The exercise ::
All entries are to be given again verbatim.

(Extracted records)
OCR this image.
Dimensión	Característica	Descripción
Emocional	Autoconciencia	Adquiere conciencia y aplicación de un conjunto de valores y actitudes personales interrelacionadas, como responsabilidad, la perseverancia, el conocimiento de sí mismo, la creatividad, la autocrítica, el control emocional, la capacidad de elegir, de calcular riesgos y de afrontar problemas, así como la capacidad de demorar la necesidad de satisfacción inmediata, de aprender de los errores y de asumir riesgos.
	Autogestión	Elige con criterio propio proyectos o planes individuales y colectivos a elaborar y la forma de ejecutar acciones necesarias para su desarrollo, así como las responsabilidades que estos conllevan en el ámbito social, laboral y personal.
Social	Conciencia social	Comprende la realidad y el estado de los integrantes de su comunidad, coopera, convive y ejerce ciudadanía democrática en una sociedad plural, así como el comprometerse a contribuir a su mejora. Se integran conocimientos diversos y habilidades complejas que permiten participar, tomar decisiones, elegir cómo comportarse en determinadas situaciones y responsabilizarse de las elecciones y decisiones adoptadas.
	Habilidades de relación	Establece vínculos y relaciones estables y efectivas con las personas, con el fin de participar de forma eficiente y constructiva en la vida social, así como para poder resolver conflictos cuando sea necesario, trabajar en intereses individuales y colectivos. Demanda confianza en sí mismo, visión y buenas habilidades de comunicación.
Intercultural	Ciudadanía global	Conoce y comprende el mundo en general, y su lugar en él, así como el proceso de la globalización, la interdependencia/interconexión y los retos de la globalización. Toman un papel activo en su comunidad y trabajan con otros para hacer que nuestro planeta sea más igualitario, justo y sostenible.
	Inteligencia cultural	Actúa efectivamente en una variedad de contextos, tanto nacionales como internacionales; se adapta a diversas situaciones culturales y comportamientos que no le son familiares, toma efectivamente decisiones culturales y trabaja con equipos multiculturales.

The completed task ::
OCR this image.
Dimensión	Característica	Descripción
Emocional	Autoconciencia	Adquiere conciencia y aplicación de un conjunto de valores y actitudes personales interrelacionadas, como responsabilidad, la perseverancia, el conocimiento de sí mismo, la creatividad, la autocrítica, el control emocional, la capacidad de elegir, de calcular riesgos y de afrontar problemas, así como la capacidad de demorar la necesidad de satisfacción inmediata, de aprender de los errores y de asumir riesgos.
	Autogestión	Elige con criterio propio proyectos o planes individuales y colectivos a elaborar y la forma de ejecutar acciones necesarias para su desarrollo, así como las responsabilidades que estos conllevan en el ámbito social, laboral y personal.
Social	Conciencia social	Comprende la realidad y el estado de los integrantes de su comunidad, coopera, convive y ejerce ciudadanía democrática en una sociedad plural, así como el comprometerse a contribuir a su mejora. Se integran conocimientos diversos y habilidades complejas que permiten participar, tomar decisiones, elegir cómo comportarse en determinadas situaciones y responsabilizarse de las elecciones y decisiones adoptadas.
	Habilidades de relación	Establece vínculos y relaciones estables y efectivas con las personas, con el fin de participar de forma eficiente y constructiva en la vida social, así como para poder resolver conflictos cuando sea necesario, trabajar en intereses individuales y colectivos. Demanda confianza en sí mismo, visión y buenas habilidades de comunicación.
Intercultural	Ciudadanía global	Conoce y comprende el mundo en general, y su lugar en él, así como el proceso de la globalización, la interdependencia/interconexión y los retos de la globalización. Toman un papel activo en su comunidad y trabajan con otros para hacer que nuestro planeta sea más igualitario, justo y sostenible.
	Inteligencia cultural	Actúa efectivamente en una variedad de contextos, tanto nacionales como internacionales; se adapta a diversas situaciones culturales y comportamientos que no le son familiares, toma efectivamente decisiones culturales y trabaja con equipos multiculturales.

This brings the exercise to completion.